BRIEF 1: List the three things that, according to the union campaign text, releasing human and financial resources includes.

DOCUMENT SECTION:
▼

Affiliates should ensure that their organisers and provincial / regional/branch/local structures co-operate fully with the campaign. This will include identification of weakly organised factories in industrial areas and small towns and villages.
Affiliates have agreed to release human and financial resources for the campaign. This includes negotiating the release of experienced shop stewards, making necessary budgets for transport of recruiters, getting dedicated persons to drive / co-ordinate the campaign at all levels. Each union should set up sub committees for media, dealing with COSATU, transport etc.
All affiliates should ensure that during the campaign all organised factories reach a 100 % unionisation rate. This may appear difficult but it is definitely not impossible. It is a matter of planning and dedication. This is what trade union work is all about - organising the unorganised!
Taking into account the need for the training of new shopstewards, it is proposed that all Regions organise two to three hours' broad shop stewards training either on a fortnightly or monthly basis. Thereafter such fora should be opened to other active members and focus on topical issues, including policies of the federation and of the Alliance. This does not imply the convening of seminars in halls, but can take place during local meetings or in industrial areas. Training does not have to be by educators only, but also by shopstewards who are our main resource. This can also be done by ANC and SACP activists as part of building the Alliance. This should be done, taking into account that there are members of COSATU who are not members of the ANC or the SACP. In line with our congress resolution we have an obligation to build these two formations. Equally, they have the same obligation to build COSATU.

▲

BRIEF 2: Render every line of the records below as a JSON list of strings, one string per line, with blank lines omitted.

DATA IN THIS EXERCISE:
▼

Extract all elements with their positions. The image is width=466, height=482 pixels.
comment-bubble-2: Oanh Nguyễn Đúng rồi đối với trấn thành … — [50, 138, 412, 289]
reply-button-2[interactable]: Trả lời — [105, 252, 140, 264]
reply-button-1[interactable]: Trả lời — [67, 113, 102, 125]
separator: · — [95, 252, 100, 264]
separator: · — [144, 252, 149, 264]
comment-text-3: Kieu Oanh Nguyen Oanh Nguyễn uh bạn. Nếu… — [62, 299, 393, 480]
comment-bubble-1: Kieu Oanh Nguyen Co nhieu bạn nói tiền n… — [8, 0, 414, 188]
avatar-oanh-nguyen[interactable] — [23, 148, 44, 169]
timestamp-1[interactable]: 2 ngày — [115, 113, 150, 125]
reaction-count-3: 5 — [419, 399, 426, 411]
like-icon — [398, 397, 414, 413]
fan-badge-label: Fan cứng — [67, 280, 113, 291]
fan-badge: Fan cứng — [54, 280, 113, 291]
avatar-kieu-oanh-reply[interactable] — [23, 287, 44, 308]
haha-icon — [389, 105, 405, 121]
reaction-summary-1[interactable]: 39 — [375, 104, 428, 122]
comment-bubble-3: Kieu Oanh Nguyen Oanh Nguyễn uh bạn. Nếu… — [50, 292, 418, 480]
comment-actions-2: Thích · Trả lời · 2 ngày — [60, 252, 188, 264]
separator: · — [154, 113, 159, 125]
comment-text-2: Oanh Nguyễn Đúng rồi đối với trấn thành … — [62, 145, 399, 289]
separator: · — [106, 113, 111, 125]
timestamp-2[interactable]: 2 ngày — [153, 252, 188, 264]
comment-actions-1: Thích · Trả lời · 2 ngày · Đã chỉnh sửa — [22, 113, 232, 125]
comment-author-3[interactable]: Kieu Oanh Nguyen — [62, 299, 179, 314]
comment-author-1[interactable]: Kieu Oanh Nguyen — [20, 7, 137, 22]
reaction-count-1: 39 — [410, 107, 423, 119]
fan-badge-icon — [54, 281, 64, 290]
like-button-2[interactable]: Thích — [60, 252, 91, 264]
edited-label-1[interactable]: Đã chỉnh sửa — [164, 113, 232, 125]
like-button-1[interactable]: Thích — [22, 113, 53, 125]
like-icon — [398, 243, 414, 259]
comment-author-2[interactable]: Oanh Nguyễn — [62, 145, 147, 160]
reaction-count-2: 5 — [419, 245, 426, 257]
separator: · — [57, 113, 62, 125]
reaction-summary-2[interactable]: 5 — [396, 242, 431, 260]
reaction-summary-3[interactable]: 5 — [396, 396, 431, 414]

▲

CORRECT OUTPUT 1:
- Negotiating the release of experienced shop stewards
- Making necessary budgets for transport of recruiters
- Getting dedicated persons to drive / co-ordinate the campaign at all levels

CORRECT OUTPUT 2:
[
  "Extract all elements with their positions. The image is width=466, height=482 pixels.",
  "comment-bubble-2: Oanh Nguyễn Đúng rồi đối với trấn thành … — [50, 138, 412, 289]",
  "reply-button-2[interactable]: Trả lời — [105, 252, 140, 264]",
  "reply-button-1[interactable]: Trả lời — [67, 113, 102, 125]",
  "separator: · — [95, 252, 100, 264]",
  "separator: · — [144, 252, 149, 264]",
  "comment-text-3: Kieu Oanh Nguyen Oanh Nguyễn uh bạn. Nếu… — [62, 299, 393, 480]",
  "comment-bubble-1: Kieu Oanh Nguyen Co nhieu bạn nói tiền n… — [8, 0, 414, 188]",
  "avatar-oanh-nguyen[interactable] — [23, 148, 44, 169]",
  "timestamp-1[interactable]: 2 ngày — [115, 113, 150, 125]",
  "reaction-count-3: 5 — [419, 399, 426, 411]",
  "like-icon — [398, 397, 414, 413]",
  "fan-badge-label: Fan cứng — [67, 280, 113, 291]",
  "fan-badge: Fan cứng — [54, 280, 113, 291]",
  "avatar-kieu-oanh-reply[interactable] — [23, 287, 44, 308]",
  "haha-icon — [389, 105, 405, 121]",
  "reaction-summary-1[interactable]: 39 — [375, 104, 428, 122]",
  "comment-bubble-3: Kieu Oanh Nguyen Oanh Nguyễn uh bạn. Nếu… — [50, 292, 418, 480]",
  "comment-actions-2: Thích · Trả lời · 2 ngày — [60, 252, 188, 264]",
  "separator: · — [154, 113, 159, 125]",
  "comment-text-2: Oanh Nguyễn Đúng rồi đối với trấn thành … — [62, 145, 399, 289]",
  "separator: · — [106, 113, 111, 125]",
  "timestamp-2[interactable]: 2 ngày — [153, 252, 188, 264]",
  "comment-actions-1: Thích · Trả lời · 2 ngày · Đã chỉnh sửa — [22, 113, 232, 125]",
  "comment-author-3[interactable]: Kieu Oanh Nguyen — [62, 299, 179, 314]",
  "comment-author-1[interactable]: Kieu Oanh Nguyen — [20, 7, 137, 22]",
  "reaction-count-1: 39 — [410, 107, 423, 119]",
  "fan-badge-icon — [54, 281, 64, 290]",
  "like-button-2[interactable]: Thích — [60, 252, 91, 264]",
  "edited-label-1[interactable]: Đã chỉnh sửa — [164, 113, 232, 125]",
  "like-button-1[interactable]: Thích — [22, 113, 53, 125]",
  "like-icon — [398, 243, 414, 259]",
  "comment-author-2[interactable]: Oanh Nguyễn — [62, 145, 147, 160]",
  "reaction-count-2: 5 — [419, 245, 426, 257]",
  "separator: · — [57, 113, 62, 125]",
  "reaction-summary-2[interactable]: 5 — [396, 242, 431, 260]",
  "reaction-summary-3[interactable]: 5 — [396, 396, 431, 414]"
]